> **Task to carry out**:
From the entries below, copy every line holding the word "text".

[begin Material for this task]

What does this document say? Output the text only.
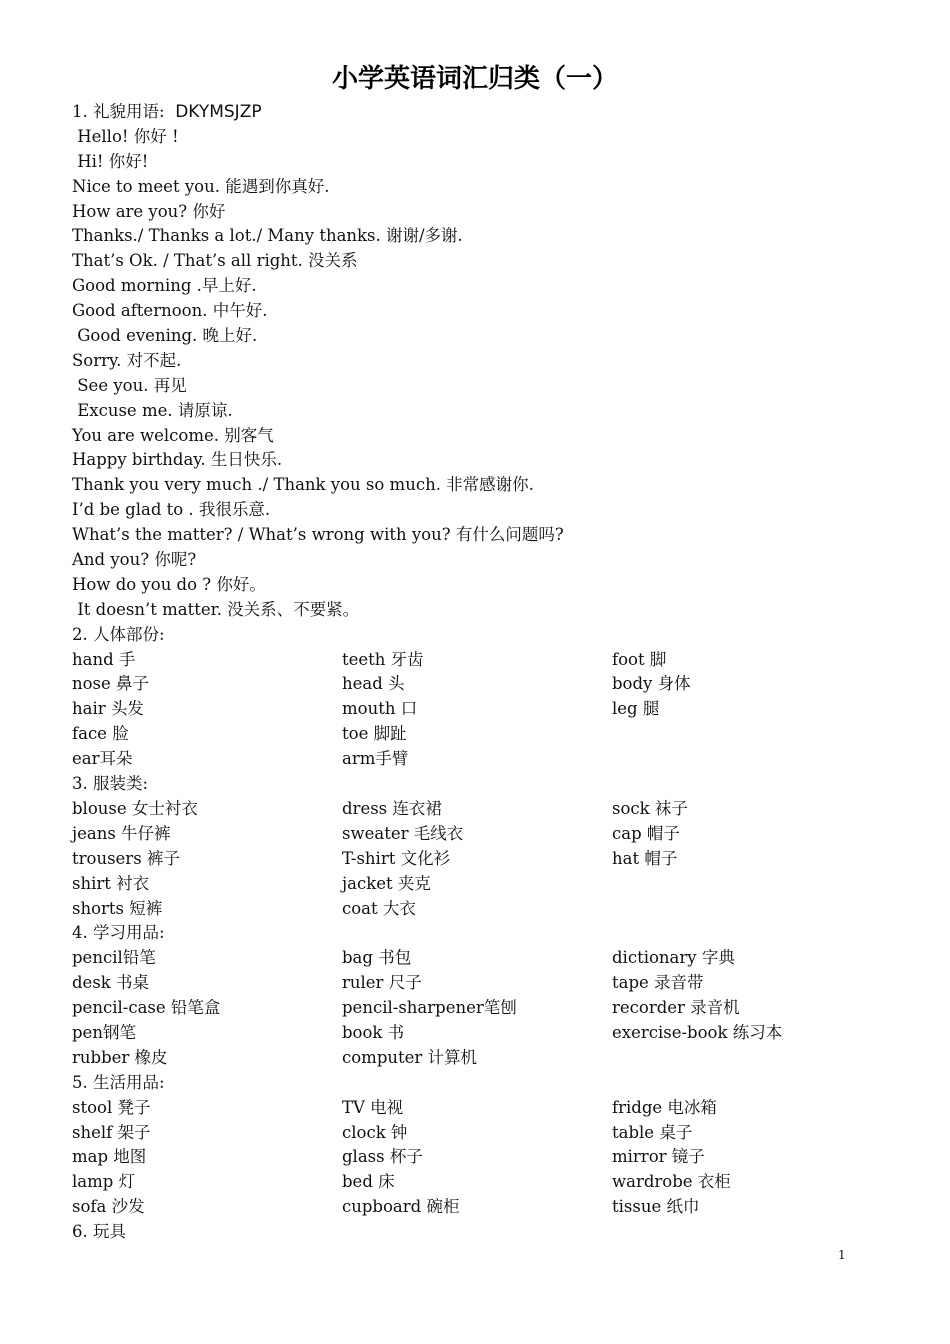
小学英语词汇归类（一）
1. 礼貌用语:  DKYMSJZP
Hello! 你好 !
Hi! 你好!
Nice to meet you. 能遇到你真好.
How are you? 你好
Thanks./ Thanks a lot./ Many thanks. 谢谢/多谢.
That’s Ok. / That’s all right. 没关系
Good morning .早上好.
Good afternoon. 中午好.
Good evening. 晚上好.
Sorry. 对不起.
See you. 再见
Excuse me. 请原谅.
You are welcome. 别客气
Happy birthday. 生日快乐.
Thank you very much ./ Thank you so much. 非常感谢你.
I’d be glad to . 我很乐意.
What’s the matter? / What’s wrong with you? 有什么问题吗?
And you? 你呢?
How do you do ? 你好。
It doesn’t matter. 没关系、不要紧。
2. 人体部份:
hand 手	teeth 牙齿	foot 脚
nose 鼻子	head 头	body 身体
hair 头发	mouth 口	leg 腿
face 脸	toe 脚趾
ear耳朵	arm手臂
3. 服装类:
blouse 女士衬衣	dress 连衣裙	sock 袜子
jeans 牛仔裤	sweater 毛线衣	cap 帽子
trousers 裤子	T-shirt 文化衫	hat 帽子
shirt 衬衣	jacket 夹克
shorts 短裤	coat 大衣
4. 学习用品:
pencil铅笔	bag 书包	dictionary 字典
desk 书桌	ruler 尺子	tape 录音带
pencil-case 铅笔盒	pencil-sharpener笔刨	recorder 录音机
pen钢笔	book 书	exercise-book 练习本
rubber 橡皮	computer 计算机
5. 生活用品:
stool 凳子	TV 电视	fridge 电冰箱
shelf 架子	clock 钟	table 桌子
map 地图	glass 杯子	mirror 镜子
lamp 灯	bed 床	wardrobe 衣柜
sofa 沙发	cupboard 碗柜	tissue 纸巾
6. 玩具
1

[end Material for this task]
[begin Material for this task]

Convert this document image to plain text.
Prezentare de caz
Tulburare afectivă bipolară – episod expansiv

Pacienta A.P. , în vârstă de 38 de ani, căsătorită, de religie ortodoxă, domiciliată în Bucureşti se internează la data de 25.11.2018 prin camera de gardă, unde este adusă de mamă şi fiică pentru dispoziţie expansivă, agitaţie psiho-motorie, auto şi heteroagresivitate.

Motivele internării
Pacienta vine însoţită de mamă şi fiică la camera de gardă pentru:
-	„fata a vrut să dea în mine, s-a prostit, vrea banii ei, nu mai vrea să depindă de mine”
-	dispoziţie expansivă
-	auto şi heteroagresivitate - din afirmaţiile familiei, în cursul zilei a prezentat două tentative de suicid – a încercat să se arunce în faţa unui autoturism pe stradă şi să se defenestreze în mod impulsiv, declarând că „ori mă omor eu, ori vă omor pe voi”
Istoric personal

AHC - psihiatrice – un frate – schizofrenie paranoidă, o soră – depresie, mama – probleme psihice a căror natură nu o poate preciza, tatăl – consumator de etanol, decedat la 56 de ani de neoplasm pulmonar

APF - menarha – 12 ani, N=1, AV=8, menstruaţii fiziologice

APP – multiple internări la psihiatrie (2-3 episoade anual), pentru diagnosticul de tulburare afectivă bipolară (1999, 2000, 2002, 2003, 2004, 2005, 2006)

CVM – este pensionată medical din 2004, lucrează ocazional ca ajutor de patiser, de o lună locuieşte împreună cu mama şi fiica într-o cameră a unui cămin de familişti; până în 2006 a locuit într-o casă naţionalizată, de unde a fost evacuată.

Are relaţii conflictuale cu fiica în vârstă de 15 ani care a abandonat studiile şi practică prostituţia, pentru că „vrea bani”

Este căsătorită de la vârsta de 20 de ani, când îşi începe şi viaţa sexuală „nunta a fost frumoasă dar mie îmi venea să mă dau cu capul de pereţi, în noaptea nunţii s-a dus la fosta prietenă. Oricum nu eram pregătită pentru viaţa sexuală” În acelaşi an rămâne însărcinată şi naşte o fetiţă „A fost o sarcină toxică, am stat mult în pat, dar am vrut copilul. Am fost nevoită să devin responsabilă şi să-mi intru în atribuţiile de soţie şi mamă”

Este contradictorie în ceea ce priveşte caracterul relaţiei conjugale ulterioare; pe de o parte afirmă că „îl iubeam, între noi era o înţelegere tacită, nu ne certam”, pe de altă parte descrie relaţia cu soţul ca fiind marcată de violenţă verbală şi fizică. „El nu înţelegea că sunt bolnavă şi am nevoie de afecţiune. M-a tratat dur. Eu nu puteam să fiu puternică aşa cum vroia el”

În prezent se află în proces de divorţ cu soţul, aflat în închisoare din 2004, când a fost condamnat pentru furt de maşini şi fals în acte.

[end Material for this task]
[begin Material for this task]

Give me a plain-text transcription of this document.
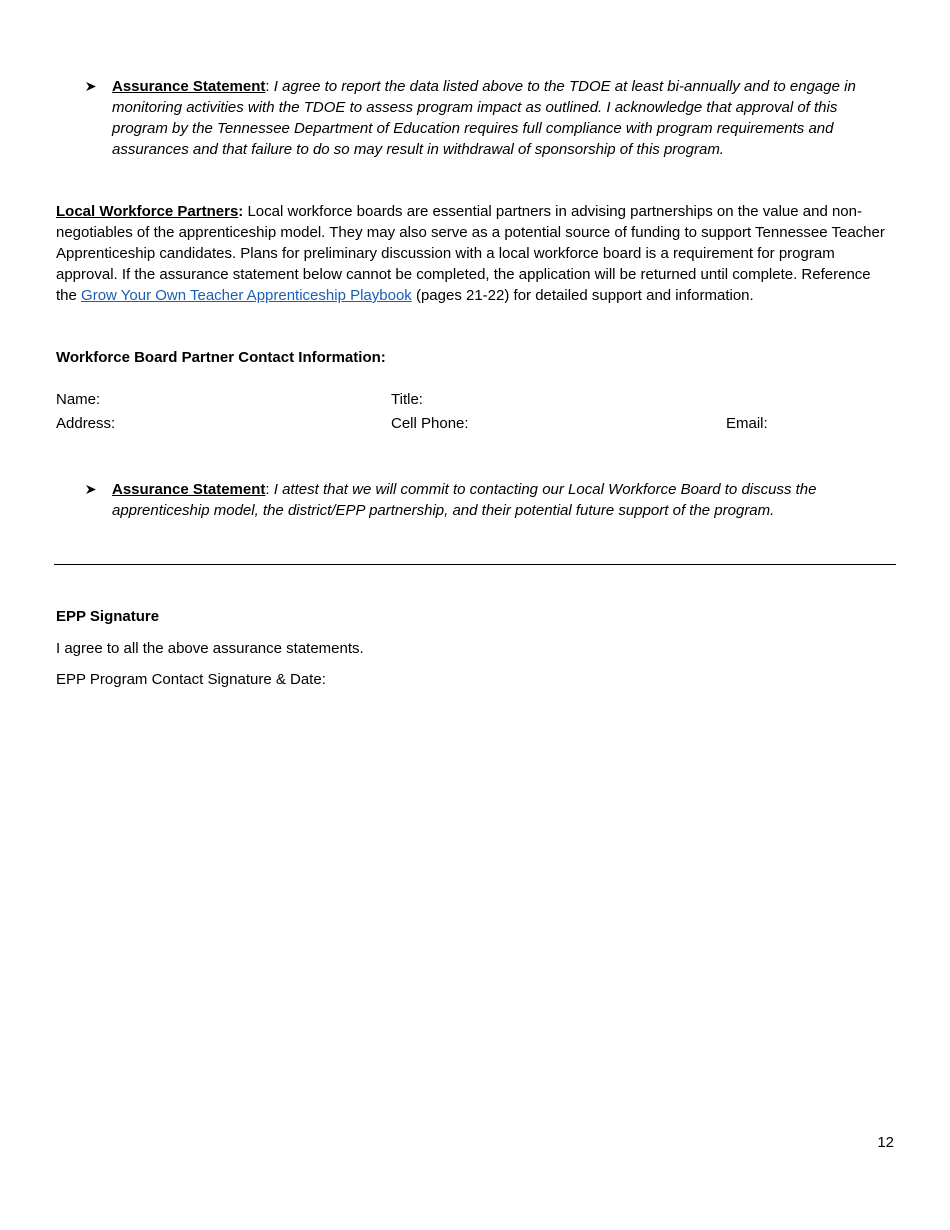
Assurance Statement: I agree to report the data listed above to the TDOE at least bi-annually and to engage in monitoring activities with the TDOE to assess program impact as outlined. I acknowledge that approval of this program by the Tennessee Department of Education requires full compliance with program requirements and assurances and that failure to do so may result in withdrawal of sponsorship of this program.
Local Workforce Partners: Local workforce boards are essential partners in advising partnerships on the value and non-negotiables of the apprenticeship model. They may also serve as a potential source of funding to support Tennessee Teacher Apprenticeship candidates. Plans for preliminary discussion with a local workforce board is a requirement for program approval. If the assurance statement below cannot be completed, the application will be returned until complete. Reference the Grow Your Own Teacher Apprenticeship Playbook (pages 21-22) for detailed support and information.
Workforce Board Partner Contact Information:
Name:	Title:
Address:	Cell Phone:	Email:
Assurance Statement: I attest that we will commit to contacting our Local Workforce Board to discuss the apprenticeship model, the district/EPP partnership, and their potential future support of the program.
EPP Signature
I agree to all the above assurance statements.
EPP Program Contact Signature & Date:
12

[end Material for this task]

> **Reply to the task**:
What does this document say? Output the text only.
Convert this document image to plain text.
Give me a plain-text transcription of this document.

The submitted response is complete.